• SET TASK: Return the data below word for word, starting at its first line and stopping after the line that contains "menu-label: 公司简介: [104, 1208, 264, 1254]".

******************************

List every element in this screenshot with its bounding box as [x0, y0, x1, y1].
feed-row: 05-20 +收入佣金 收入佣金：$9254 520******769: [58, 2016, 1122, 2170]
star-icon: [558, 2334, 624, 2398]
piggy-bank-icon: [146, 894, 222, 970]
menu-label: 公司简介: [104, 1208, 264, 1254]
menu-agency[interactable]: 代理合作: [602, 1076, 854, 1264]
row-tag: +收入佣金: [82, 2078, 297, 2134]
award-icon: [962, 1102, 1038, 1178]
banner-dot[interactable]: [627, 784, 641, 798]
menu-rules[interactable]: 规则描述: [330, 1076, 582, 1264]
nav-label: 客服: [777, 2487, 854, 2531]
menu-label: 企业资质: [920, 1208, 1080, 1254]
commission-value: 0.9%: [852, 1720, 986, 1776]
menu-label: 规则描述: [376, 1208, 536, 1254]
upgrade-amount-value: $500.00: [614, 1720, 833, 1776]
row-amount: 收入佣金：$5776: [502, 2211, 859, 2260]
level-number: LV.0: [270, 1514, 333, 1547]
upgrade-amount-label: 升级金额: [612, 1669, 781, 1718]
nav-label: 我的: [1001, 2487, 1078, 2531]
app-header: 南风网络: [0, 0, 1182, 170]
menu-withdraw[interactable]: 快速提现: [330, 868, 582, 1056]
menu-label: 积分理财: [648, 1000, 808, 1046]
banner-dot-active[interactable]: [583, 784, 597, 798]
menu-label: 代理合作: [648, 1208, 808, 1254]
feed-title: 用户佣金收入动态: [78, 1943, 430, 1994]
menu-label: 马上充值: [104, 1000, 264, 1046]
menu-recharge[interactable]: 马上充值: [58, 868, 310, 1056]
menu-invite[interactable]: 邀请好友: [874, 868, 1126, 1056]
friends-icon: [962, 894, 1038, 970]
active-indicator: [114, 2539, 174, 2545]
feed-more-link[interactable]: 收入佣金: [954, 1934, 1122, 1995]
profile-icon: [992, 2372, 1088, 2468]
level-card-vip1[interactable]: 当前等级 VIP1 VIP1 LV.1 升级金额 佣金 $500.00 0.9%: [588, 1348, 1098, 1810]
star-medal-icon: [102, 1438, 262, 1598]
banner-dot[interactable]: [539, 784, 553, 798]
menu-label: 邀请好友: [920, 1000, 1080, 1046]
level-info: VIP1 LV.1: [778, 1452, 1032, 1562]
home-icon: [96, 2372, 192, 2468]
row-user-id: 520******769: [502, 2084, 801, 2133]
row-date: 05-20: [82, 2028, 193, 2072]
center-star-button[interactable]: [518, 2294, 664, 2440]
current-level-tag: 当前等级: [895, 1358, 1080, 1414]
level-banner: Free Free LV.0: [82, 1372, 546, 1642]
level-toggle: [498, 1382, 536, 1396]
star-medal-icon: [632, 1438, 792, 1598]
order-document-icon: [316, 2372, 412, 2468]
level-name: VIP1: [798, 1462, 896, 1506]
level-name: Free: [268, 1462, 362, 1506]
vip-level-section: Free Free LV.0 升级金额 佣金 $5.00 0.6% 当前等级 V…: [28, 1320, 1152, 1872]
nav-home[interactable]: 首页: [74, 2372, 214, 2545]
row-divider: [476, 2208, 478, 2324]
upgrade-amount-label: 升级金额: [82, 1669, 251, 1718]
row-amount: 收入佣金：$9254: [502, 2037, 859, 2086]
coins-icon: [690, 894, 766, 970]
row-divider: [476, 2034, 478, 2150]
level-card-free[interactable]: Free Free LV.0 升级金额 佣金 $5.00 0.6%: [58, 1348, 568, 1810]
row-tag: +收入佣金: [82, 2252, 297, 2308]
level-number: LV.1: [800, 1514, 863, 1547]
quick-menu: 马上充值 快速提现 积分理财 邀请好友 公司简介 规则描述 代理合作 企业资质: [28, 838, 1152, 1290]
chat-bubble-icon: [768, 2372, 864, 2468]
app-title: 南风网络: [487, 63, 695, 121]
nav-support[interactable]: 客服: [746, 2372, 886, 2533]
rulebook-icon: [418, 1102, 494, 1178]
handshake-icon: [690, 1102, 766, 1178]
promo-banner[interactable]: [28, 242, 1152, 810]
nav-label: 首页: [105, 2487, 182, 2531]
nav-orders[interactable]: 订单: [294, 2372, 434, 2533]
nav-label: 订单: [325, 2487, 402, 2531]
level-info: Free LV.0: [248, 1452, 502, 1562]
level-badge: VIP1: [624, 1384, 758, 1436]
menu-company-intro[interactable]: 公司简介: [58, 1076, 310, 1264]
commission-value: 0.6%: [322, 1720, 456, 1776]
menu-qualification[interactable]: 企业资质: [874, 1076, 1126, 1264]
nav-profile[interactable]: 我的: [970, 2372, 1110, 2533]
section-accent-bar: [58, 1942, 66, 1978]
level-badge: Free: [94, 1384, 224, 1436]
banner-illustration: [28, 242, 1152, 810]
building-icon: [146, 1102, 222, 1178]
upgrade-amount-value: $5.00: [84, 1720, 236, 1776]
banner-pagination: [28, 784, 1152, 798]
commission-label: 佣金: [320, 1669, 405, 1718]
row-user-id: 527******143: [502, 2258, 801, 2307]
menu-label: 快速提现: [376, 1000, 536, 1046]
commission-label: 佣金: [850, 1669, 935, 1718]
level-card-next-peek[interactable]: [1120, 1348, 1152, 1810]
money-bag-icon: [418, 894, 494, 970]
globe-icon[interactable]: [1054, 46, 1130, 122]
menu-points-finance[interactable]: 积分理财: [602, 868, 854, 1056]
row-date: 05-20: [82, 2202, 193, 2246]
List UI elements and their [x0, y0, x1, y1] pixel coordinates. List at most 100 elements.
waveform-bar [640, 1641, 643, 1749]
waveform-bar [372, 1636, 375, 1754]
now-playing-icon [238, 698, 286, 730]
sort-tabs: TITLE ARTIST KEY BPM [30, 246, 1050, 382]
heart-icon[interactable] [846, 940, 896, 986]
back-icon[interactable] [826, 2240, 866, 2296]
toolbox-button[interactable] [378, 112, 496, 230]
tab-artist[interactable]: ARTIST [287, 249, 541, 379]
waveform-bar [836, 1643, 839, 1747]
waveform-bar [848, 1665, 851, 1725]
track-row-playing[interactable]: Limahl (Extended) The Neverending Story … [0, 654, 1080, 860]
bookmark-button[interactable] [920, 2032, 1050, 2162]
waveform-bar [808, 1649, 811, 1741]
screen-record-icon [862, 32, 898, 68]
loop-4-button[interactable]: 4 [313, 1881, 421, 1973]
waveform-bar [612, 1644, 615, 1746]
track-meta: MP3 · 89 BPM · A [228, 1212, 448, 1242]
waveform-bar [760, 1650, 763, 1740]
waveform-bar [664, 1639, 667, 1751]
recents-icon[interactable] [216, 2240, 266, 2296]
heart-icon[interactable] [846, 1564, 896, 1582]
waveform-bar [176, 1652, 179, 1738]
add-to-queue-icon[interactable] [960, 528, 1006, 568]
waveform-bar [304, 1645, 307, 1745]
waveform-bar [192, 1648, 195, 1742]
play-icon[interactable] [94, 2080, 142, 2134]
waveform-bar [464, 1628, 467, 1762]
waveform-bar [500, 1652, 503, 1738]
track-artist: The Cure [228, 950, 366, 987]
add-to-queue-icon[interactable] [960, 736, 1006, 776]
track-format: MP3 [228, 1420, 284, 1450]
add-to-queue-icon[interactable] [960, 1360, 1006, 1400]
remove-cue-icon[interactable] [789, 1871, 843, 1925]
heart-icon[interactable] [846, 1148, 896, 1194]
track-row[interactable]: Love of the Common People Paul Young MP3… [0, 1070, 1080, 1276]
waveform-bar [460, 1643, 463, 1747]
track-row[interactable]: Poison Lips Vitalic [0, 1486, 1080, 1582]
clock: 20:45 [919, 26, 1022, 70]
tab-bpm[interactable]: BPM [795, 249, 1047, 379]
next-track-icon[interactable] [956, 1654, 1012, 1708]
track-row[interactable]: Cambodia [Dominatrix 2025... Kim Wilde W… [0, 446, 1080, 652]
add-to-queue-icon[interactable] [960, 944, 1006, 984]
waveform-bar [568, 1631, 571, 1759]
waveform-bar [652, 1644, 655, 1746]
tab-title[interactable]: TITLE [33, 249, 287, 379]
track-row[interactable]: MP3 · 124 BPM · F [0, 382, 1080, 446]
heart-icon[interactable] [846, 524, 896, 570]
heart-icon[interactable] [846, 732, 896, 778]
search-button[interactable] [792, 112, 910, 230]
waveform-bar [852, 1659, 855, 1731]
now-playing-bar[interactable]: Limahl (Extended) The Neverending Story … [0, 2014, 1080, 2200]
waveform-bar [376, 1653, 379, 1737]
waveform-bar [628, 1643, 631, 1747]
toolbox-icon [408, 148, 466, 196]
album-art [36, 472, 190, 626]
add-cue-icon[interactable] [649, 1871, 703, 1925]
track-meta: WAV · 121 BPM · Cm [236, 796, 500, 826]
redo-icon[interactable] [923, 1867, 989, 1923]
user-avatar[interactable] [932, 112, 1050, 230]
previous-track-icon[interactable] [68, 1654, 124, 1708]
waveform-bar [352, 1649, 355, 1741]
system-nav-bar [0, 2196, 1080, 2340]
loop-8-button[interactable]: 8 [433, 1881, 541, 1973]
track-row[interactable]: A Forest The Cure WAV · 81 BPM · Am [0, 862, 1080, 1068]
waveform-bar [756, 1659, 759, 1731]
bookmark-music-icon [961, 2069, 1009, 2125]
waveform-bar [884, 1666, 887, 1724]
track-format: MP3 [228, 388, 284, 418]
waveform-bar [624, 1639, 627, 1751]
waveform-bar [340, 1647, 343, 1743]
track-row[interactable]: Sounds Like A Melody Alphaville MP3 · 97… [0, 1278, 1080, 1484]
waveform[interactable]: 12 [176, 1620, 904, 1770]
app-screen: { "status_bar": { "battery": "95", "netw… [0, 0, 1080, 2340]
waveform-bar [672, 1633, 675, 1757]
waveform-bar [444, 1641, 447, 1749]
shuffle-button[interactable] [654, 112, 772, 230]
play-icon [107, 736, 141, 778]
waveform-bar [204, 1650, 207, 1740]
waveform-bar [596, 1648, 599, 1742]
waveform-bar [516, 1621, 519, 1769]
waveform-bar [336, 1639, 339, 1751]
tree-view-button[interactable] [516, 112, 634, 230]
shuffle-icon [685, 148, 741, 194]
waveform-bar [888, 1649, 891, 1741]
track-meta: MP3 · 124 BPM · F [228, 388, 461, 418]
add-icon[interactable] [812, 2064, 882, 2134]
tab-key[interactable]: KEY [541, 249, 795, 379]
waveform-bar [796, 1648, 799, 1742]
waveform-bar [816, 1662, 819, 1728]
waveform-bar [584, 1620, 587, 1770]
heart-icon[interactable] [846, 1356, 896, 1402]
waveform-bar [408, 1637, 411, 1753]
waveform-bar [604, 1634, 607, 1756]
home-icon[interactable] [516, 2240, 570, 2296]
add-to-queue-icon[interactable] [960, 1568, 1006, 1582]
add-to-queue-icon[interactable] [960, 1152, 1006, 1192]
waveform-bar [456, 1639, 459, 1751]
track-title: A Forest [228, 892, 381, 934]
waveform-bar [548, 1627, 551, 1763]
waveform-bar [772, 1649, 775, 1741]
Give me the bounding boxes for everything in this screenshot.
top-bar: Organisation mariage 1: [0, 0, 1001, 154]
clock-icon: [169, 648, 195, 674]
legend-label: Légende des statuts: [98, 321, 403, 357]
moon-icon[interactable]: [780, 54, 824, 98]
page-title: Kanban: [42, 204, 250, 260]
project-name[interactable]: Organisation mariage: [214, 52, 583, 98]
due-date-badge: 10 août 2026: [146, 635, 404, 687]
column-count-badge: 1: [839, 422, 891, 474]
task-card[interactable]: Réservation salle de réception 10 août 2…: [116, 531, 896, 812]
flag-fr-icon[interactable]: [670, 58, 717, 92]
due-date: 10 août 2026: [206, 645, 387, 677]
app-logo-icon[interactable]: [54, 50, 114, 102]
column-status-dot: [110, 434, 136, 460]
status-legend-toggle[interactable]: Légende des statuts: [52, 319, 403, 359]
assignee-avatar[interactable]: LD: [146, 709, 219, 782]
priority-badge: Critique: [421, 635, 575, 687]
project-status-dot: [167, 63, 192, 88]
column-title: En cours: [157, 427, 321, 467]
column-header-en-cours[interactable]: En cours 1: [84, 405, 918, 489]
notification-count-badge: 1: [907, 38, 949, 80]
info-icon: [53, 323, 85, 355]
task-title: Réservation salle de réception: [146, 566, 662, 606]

******************************

• EXERCISE RESPONSE:
List every element in this screenshot with its bounding box as [x0, y0, x1, y1].
feed-row: 05-20 +收入佣金 收入佣金：$9254 520******769: [58, 2016, 1122, 2170]
star-icon: [558, 2334, 624, 2398]
piggy-bank-icon: [146, 894, 222, 970]
menu-label: 公司简介: [104, 1208, 264, 1254]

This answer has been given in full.